== 抜粋テキスト

図略のスイッチ等の操作に応じて制御部11により読取状態制御処理が開始されると、まず、ステップS101に示す判定処理にて、両トリガスイッチ14a,14bが未操作であるか否かについて判定される。ここで、単に読取状態制御処理を開始するための操作がなされただけであり、両トリガスイッチ14a,14bがともに押圧操作されていない場合には(S101でYes)、省電力状態(スリープ状態)に移行(更新)する(S103)。
【0067】
この省電力状態では、電力消費を抑えるために無線タグ処理部13等に対する電力供給が停止された状態となり、トリガスイッチを押圧操作しても直ちに読取処理が開始されない状態となる。そして、終了操作がなされるまでステップS105にてNoと判定されて、上記ステップS101からの処理が繰り返される。これにより、両トリガスイッチ14a,14bのいずれか一方のみが押圧操作されるまで、省電力状態(スリープ状態)が維持されることとなる。

====
== データセット内容

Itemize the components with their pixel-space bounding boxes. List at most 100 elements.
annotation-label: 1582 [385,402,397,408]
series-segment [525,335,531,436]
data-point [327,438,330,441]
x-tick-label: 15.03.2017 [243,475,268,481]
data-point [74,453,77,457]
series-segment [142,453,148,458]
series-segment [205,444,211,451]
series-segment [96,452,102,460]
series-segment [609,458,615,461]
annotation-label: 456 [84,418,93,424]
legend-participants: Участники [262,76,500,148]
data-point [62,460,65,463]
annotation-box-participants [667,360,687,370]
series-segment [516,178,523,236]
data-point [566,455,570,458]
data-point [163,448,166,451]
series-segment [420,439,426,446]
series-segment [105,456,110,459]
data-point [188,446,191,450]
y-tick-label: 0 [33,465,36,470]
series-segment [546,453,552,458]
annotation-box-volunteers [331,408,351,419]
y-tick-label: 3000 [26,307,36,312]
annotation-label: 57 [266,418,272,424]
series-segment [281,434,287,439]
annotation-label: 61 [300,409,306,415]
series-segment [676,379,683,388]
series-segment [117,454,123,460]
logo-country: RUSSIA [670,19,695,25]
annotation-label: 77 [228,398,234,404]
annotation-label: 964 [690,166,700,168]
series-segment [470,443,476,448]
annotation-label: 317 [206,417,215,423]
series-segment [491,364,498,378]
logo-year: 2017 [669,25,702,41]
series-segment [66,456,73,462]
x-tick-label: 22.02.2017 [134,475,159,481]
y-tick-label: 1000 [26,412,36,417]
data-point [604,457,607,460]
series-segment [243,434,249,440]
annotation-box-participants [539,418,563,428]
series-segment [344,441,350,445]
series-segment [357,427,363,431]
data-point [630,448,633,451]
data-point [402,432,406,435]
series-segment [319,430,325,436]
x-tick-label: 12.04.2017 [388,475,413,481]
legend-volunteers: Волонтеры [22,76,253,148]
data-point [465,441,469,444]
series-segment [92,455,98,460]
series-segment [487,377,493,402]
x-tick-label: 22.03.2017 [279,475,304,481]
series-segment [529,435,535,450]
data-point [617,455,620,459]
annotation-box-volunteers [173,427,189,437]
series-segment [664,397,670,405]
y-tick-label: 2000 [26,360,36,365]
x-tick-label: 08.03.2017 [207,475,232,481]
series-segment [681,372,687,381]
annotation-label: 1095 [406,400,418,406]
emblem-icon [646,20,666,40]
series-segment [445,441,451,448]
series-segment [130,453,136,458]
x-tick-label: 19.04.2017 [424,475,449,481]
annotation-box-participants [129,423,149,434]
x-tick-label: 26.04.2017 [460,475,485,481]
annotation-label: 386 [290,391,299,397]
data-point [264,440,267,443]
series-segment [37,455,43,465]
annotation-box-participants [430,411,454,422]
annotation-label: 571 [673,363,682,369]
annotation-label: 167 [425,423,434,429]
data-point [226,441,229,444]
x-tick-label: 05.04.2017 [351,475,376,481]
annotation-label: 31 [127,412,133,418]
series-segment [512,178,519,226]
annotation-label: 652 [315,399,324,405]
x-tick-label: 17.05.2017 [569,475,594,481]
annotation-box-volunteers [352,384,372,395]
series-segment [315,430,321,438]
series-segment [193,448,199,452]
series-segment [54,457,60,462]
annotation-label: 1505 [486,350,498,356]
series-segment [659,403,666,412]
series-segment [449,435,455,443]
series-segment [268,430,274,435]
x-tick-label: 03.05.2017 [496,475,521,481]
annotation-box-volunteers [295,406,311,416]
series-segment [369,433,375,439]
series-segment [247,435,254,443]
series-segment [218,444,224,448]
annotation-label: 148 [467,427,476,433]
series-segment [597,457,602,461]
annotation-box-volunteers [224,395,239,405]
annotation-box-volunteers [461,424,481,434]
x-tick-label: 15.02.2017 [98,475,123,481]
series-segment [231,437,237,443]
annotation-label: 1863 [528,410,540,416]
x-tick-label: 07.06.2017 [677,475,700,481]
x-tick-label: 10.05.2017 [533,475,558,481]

====

## 作業内容:
• 1. 読取状態制御処理の説明文から、「図略のスイッチ等の操作に応じ」から「態)が維持されることとなる。」までの部分を、両端の語句も含めてそのまま返してください。
• 2. 次の(a)〜(c)が読取状態制御処理の説明文の内容と合っているかを、それぞれ「はい」か「いいえ」で答え、判断の根拠となる箇所を説明文からそのまま引用してください。(a) 両トリガスイッチ14a,14bがともに押圧操作されていない場合、省電力状態に移行する。(b) 省電力状態でトリガスイッチを押圧操作すると、直ちに読取処理が開始される。(c) 省電力状態では、無線タグ処理部13等への電力供給が停止される。
• 3. 読取状態制御処理の説明文の最後の文に続けて、その先を書いてください。
リストの内容は読取状態制御処理の説明文とは関係がありません。

## 作業結果:
• 1.
図略のスイッチ等の操作に応じて制御部11により読取状態制御処理が開始されると、まず、ステップS101に示す判定処理にて、両トリガスイッチ14a,14bが未操作であるか否かについて判定される。ここで、単に読取状態制御処理を開始するための操作がなされただけであり、両トリガスイッチ14a,14bがともに押圧操作されていない場合には(S101でYes)、省電力状態(スリープ状態)に移行(更新)する(S103)。
【0067】
この省電力状態では、電力消費を抑えるために無線タグ処理部13等に対する電力供給が停止された状態となり、トリガスイッチを押圧操作しても直ちに読取処理が開始されない状態となる。そして、終了操作がなされるまでステップS105にてNoと判定されて、上記ステップS101からの処理が繰り返される。これにより、両トリガスイッチ14a,14bのいずれか一方のみが押圧操作されるまで、省電力状態(スリープ状態)が維持されることとなる。

• 2.
(a) はい：「両トリガスイッチ14a,14bがともに押圧操作されていない場合には(S101でYes)、省電力状態(スリープ状態)に移行(更新)する(S103)」
(b) いいえ：「トリガスイッチを押圧操作しても直ちに読取処理が開始されない状態となる」
(c) はい：「無線タグ処理部13等に対する電力供給が停止された状態となり」

• 3.
【0068】
そして、所望のRFIDタグTを読み取る前準備として使用者により両トリガスイッチ14a,14bのいずれか一方のみが押圧操作されると(S101でNo、S107でYes)、スタンバイ状態に移行(更新)する(S109)。例えば、
図12に例示するように、トリガスイッチ14aを押圧操作していない状態で、把持部50を把持した手の中指、薬指および小指にてトリガスイッチ14bを押圧操作することで、スタンバイ状態に移行する。なお、トリガスイッチ14bを押圧操作していない状態で、把持部50を把持した手の人差し指等にてトリガスイッチ14aを押圧操作することでも、スタンバイ状態に移行する。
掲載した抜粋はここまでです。